_TASK_: Return each line of the listing that contains the string "Parse".

_DATA PROVIDED_:
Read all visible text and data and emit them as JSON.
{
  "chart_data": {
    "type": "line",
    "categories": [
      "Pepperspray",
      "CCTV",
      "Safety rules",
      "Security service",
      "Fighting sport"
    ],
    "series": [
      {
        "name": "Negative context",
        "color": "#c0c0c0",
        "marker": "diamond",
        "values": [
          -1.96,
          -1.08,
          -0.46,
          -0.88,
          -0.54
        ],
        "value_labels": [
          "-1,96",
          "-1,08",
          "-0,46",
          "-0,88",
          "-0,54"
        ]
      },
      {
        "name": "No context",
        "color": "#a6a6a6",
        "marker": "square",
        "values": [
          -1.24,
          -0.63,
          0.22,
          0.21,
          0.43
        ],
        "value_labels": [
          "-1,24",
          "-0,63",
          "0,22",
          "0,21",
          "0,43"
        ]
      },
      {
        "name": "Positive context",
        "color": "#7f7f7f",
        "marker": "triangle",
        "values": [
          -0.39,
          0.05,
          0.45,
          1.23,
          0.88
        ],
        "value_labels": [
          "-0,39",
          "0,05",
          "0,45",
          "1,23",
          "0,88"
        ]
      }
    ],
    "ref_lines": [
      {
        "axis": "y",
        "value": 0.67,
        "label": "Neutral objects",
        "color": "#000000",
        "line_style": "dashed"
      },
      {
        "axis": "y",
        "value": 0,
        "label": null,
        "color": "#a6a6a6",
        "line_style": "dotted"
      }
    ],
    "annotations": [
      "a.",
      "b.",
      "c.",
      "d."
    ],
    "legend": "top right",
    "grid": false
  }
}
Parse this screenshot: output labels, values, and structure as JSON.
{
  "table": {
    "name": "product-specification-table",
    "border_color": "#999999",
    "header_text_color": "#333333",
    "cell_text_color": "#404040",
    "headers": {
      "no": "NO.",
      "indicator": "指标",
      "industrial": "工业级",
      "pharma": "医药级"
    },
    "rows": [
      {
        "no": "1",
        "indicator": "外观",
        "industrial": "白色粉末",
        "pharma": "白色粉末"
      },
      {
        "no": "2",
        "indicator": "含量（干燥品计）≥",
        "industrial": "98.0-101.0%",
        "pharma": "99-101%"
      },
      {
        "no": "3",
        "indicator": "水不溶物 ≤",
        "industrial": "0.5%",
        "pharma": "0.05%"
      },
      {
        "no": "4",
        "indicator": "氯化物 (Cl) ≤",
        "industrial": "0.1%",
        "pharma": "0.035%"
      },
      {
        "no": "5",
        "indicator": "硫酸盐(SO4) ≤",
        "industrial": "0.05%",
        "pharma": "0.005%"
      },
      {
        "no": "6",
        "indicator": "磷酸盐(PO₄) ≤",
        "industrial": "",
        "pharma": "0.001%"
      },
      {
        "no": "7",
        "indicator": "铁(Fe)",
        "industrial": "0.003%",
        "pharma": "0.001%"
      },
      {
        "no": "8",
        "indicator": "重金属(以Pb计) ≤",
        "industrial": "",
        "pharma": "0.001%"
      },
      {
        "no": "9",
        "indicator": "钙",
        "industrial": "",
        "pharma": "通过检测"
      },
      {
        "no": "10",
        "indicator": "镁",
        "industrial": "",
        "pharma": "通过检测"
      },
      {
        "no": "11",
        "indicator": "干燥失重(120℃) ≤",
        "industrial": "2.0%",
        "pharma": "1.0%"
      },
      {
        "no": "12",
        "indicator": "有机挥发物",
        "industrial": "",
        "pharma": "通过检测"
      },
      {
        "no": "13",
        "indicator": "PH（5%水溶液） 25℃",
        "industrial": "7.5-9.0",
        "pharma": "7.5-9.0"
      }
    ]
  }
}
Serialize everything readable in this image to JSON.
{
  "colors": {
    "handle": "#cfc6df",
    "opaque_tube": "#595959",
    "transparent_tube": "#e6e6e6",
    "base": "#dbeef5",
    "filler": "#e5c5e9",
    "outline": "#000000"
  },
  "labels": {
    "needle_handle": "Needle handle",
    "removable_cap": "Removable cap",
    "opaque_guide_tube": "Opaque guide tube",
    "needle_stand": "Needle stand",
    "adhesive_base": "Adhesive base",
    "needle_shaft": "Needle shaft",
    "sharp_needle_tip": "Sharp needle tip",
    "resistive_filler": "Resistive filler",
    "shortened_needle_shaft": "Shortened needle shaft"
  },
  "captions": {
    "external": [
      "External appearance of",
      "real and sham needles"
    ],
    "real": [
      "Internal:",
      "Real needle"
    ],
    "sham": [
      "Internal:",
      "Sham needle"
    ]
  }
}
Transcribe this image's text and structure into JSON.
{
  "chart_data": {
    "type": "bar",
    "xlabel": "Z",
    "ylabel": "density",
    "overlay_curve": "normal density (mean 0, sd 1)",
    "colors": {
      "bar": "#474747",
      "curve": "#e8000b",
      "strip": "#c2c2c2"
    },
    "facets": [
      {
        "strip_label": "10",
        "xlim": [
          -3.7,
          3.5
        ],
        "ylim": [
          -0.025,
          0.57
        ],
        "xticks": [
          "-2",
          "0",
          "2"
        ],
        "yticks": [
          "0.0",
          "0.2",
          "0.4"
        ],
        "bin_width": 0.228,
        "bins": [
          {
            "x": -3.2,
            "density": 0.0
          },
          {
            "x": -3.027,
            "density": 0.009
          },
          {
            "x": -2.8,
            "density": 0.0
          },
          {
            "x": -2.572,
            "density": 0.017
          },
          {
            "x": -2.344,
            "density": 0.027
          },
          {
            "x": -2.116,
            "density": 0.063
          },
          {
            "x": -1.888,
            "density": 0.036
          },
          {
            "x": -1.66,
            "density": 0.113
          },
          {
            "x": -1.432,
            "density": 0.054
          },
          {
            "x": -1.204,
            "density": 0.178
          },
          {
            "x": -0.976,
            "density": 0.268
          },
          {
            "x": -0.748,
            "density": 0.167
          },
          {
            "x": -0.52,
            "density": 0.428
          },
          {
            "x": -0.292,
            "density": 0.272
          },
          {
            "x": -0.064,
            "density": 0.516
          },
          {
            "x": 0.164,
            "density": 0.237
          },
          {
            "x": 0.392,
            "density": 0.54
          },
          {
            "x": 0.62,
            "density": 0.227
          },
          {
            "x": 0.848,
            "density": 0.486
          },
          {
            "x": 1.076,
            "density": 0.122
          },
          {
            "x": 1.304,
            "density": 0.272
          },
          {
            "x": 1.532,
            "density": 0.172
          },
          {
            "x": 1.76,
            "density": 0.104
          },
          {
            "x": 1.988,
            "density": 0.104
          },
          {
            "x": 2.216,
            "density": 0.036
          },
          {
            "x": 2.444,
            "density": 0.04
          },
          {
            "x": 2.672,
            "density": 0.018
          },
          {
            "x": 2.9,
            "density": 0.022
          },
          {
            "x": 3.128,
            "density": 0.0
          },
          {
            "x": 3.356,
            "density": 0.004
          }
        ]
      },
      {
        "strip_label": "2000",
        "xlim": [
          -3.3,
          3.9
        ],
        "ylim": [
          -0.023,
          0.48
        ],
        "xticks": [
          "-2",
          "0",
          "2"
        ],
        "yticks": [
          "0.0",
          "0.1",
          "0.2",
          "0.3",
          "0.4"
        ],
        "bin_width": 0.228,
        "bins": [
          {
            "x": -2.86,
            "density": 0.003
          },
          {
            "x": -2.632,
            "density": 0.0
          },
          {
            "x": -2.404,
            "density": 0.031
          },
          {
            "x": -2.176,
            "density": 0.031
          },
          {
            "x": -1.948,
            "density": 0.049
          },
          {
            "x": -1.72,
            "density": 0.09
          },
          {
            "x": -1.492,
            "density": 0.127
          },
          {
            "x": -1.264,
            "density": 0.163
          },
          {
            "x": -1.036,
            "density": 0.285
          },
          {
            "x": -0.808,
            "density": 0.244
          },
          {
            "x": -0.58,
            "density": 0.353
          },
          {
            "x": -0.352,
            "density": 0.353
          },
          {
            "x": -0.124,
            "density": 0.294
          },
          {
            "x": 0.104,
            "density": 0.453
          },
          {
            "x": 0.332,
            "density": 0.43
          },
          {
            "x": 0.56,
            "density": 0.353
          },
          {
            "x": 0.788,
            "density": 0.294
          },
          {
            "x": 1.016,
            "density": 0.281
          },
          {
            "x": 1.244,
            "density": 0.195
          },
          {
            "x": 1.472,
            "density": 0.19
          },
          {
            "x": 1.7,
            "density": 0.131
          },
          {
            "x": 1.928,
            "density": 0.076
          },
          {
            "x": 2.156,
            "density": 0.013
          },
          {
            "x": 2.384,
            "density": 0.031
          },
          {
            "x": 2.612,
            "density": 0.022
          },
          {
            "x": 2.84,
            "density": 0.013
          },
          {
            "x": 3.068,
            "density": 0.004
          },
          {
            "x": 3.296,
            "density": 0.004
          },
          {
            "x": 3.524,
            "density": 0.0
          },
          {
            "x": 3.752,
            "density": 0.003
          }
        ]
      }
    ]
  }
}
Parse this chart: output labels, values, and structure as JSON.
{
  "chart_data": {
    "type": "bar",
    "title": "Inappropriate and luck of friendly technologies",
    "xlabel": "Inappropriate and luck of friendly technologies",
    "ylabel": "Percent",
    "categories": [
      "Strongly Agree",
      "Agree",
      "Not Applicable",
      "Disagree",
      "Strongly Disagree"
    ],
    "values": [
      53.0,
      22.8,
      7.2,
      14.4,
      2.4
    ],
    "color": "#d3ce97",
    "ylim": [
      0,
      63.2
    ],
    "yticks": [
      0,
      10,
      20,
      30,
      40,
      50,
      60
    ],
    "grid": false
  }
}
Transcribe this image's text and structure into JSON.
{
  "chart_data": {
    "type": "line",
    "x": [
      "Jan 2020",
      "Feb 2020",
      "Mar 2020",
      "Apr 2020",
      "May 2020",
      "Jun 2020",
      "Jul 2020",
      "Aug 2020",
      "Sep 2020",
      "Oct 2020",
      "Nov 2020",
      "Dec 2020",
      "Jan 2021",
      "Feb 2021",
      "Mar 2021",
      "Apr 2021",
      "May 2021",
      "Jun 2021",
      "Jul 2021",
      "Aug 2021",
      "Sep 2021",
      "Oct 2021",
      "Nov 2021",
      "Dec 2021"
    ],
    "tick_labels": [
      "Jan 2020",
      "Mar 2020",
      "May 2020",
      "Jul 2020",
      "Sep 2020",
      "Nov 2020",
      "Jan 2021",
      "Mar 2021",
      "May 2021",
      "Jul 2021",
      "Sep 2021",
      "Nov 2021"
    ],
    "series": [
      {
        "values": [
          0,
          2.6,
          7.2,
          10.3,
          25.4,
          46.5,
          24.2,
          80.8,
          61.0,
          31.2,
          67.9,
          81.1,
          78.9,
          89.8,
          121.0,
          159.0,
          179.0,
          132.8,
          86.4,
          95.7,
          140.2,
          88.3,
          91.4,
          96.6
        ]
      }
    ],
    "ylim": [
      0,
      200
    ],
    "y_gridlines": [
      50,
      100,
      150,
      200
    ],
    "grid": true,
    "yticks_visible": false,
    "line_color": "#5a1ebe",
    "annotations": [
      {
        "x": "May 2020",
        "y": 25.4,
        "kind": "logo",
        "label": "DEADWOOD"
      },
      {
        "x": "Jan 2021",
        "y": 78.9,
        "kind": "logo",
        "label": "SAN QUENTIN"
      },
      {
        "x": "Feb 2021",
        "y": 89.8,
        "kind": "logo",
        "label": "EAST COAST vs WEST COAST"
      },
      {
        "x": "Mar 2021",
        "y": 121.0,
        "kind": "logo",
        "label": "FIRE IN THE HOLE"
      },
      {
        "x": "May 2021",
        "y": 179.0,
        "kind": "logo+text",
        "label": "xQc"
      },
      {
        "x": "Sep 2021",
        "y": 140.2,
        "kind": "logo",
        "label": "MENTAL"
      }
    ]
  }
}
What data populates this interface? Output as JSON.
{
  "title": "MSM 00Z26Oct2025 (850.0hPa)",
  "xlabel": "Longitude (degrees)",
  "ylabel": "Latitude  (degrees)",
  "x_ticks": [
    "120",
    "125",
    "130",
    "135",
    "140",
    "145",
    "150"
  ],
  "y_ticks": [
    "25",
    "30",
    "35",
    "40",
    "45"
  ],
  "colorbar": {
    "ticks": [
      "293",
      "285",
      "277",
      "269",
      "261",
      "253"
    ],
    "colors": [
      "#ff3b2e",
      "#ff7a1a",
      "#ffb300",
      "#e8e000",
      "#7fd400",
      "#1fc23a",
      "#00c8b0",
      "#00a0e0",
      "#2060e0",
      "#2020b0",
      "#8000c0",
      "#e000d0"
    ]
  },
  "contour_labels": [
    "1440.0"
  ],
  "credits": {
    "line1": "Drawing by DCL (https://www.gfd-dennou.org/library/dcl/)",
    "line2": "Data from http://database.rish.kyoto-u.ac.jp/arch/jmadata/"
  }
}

_WORKED ANSWER_:
Parse this screenshot: output labels, values, and structure as JSON.
Parse this chart: output labels, values, and structure as JSON.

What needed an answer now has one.